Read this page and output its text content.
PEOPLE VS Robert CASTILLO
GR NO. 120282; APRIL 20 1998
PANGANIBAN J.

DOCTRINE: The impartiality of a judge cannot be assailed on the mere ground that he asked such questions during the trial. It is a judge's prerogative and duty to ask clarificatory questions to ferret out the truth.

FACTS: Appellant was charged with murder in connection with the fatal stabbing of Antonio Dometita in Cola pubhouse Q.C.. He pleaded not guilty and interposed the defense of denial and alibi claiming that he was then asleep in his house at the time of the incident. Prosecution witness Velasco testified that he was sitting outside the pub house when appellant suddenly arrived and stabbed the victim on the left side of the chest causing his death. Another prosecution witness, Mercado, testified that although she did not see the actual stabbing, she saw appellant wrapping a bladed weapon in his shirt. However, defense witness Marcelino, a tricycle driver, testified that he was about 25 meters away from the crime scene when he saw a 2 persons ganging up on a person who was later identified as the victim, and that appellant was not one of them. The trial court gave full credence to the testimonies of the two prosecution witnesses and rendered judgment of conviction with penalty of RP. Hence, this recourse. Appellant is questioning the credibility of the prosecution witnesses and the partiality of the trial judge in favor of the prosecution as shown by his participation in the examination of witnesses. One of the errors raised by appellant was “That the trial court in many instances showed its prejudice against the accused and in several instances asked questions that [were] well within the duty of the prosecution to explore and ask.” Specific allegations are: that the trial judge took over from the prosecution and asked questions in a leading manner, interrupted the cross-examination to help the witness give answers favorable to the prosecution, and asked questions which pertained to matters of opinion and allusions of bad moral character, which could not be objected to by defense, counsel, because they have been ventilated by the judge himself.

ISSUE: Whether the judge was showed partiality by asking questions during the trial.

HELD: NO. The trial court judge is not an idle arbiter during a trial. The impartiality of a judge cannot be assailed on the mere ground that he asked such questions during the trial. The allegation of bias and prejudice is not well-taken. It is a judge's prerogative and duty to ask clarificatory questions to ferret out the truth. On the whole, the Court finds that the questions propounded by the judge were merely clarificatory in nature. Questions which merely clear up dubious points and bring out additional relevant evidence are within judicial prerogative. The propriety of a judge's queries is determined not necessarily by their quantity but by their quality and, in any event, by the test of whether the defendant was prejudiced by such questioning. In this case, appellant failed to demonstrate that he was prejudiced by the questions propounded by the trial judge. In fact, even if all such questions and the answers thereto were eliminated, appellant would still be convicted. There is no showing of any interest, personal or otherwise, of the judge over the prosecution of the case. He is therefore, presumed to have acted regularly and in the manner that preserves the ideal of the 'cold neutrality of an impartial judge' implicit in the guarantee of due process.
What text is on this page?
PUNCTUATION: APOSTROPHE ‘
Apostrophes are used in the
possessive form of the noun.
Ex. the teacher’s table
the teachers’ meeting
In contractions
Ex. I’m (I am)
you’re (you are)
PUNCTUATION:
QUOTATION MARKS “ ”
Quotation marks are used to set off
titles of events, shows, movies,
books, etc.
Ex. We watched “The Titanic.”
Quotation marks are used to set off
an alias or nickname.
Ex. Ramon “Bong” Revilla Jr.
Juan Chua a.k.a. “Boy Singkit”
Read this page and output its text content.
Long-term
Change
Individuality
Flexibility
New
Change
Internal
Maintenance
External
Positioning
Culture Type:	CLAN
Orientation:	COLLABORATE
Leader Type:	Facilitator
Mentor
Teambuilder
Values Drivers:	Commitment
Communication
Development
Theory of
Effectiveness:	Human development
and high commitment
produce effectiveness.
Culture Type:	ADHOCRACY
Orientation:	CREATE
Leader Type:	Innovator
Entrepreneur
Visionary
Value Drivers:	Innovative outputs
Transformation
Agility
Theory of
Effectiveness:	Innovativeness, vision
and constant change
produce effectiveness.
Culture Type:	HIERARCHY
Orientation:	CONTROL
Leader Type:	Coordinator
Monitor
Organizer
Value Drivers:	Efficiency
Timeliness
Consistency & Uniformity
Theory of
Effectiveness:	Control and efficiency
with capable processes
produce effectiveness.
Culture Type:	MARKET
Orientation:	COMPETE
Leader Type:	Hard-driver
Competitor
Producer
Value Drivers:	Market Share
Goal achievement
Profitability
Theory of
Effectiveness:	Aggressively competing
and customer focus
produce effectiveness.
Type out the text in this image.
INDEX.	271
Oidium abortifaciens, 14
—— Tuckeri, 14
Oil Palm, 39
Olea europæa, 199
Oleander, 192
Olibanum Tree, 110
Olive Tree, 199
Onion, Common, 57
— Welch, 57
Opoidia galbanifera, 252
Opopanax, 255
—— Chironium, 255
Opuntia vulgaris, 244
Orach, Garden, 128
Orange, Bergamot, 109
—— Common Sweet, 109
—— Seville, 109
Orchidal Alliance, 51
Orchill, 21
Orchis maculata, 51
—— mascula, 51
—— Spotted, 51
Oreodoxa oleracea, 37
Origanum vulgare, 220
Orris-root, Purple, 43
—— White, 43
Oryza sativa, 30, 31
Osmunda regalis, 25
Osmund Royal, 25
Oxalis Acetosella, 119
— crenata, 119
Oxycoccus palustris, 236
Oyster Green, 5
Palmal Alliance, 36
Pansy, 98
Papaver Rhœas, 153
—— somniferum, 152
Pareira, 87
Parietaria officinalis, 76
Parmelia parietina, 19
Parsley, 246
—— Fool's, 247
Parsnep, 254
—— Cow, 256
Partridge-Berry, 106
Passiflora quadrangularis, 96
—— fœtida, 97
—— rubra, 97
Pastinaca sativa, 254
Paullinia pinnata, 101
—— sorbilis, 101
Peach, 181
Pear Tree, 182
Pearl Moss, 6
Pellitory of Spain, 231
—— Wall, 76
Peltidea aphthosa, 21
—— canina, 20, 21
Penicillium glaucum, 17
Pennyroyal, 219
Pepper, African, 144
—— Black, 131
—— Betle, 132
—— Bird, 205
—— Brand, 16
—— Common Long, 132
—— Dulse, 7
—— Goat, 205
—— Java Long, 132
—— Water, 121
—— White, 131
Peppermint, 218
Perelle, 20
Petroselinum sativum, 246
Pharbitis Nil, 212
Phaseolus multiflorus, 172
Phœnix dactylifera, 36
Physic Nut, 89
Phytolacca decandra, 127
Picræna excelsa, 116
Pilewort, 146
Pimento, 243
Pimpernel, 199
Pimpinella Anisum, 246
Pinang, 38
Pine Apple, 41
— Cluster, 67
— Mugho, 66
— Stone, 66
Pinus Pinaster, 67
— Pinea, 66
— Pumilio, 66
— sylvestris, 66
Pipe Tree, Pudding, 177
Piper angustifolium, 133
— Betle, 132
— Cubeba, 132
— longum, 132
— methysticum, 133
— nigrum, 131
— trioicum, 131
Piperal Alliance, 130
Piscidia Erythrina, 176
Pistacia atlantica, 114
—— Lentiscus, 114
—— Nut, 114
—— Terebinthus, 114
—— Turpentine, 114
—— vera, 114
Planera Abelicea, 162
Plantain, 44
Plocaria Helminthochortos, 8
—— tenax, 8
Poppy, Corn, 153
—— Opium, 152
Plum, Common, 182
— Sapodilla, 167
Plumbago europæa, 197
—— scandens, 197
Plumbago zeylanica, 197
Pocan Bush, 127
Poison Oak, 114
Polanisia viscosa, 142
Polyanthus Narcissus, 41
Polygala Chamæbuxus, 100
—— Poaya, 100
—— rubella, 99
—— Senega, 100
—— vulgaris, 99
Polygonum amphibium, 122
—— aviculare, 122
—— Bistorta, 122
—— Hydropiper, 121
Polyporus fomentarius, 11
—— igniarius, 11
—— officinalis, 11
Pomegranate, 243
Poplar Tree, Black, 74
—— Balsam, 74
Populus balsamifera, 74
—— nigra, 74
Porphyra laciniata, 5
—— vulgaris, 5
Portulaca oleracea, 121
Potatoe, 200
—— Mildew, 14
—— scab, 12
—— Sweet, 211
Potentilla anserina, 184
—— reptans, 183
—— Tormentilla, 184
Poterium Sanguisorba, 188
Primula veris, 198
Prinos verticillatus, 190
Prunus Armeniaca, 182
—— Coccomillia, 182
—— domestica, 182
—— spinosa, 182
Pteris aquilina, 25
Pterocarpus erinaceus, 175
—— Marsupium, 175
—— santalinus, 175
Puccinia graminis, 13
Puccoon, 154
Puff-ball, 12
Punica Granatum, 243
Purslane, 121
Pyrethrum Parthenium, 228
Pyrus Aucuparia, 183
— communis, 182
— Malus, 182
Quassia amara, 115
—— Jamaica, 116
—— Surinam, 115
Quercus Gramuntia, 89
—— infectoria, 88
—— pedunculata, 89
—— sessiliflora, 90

+++++

• _Instructions for the task_: Look over the records above and copy each line that includes the string "oleracea".

• _Response to this task_:
Oreodoxa oleracea, 37
Portulaca oleracea, 121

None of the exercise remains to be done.